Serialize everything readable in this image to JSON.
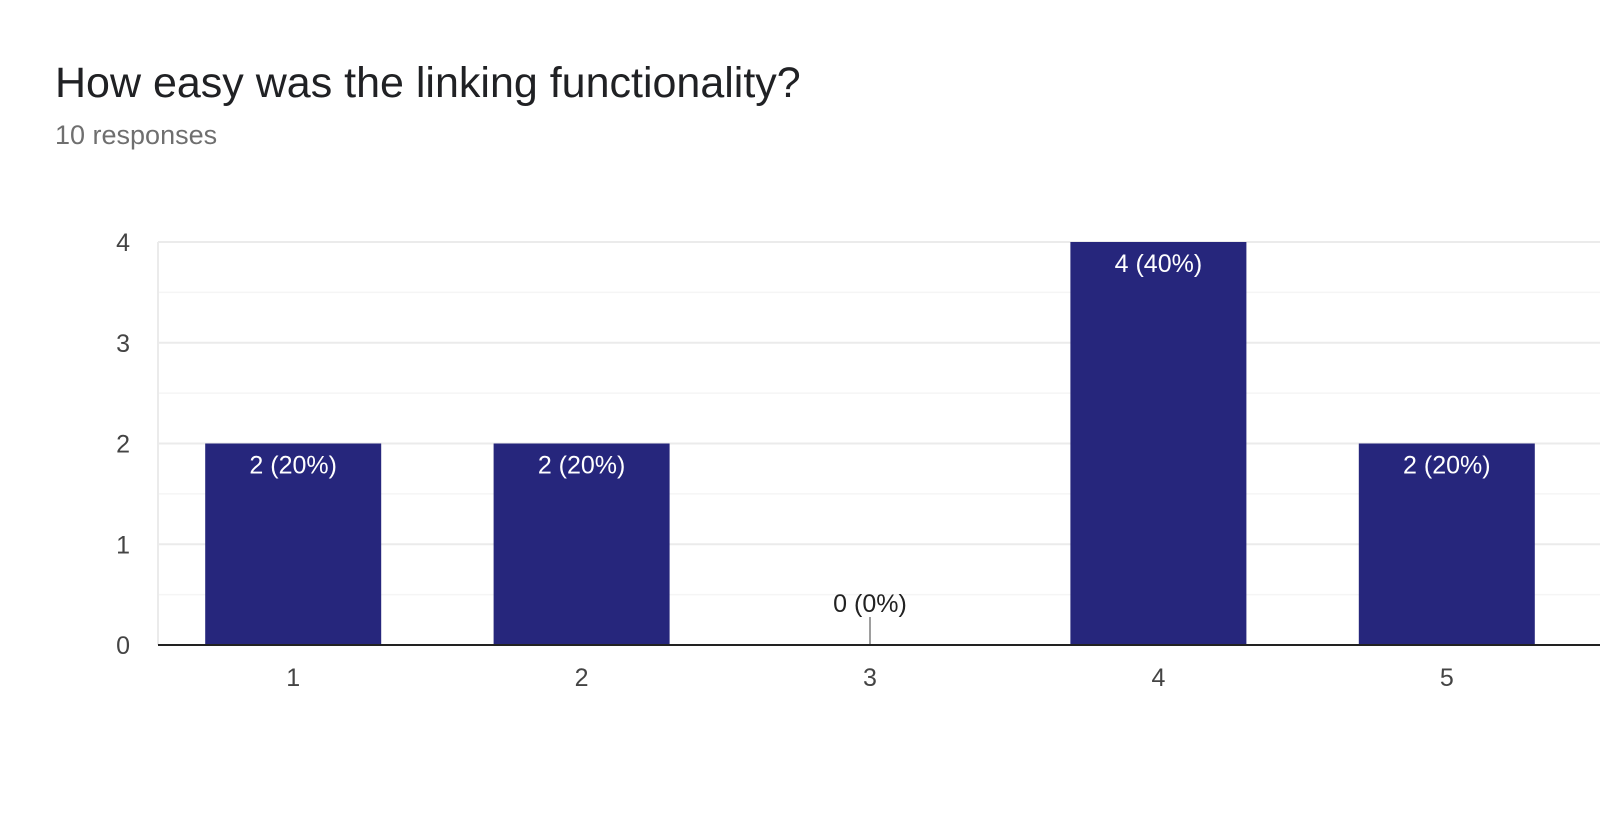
{
  "header": {
    "title": "How easy was the linking functionality?",
    "subtitle": "10 responses"
  },
  "colors": {
    "bar": "#26267c",
    "gridline": "#ebebeb",
    "minor_gridline": "#f5f5f5",
    "axis": "#222222",
    "inner_label": "#ffffff",
    "outer_label": "#222222",
    "zero_marker": "#9e9e9e"
  },
  "chart_data": {
    "type": "bar",
    "title": "How easy was the linking functionality?",
    "subtitle": "10 responses",
    "categories": [
      "1",
      "2",
      "3",
      "4",
      "5"
    ],
    "values": [
      2,
      2,
      0,
      4,
      2
    ],
    "data_labels": [
      "2 (20%)",
      "2 (20%)",
      "0 (0%)",
      "4 (40%)",
      "2 (20%)"
    ],
    "xlabel": "",
    "ylabel": "",
    "ylim": [
      0,
      4
    ],
    "yticks": [
      "0",
      "1",
      "2",
      "3",
      "4"
    ],
    "grid": true,
    "legend": "none"
  }
}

- Aim -
Each record above is to be restated exactly, with its pictures removed from the copy.

- Exercise response -
Serialize everything readable in this image to JSON.
{
  "header": {
    "title": "How easy was the linking functionality?",
    "subtitle": "10 responses"
  },
  "colors": {
    "bar": "#26267c",
    "gridline": "#ebebeb",
    "minor_gridline": "#f5f5f5",
    "axis": "#222222",
    "inner_label": "#ffffff",
    "outer_label": "#222222",
    "zero_marker": "#9e9e9e"
  },
  "chart_data": {
    "type": "bar",
    "title": "How easy was the linking functionality?",
    "subtitle": "10 responses",
    "categories": [
      "1",
      "2",
      "3",
      "4",
      "5"
    ],
    "values": [
      2,
      2,
      0,
      4,
      2
    ],
    "data_labels": [
      "2 (20%)",
      "2 (20%)",
      "0 (0%)",
      "4 (40%)",
      "2 (20%)"
    ],
    "xlabel": "",
    "ylabel": "",
    "ylim": [
      0,
      4
    ],
    "yticks": [
      "0",
      "1",
      "2",
      "3",
      "4"
    ],
    "grid": true,
    "legend": "none"
  }
}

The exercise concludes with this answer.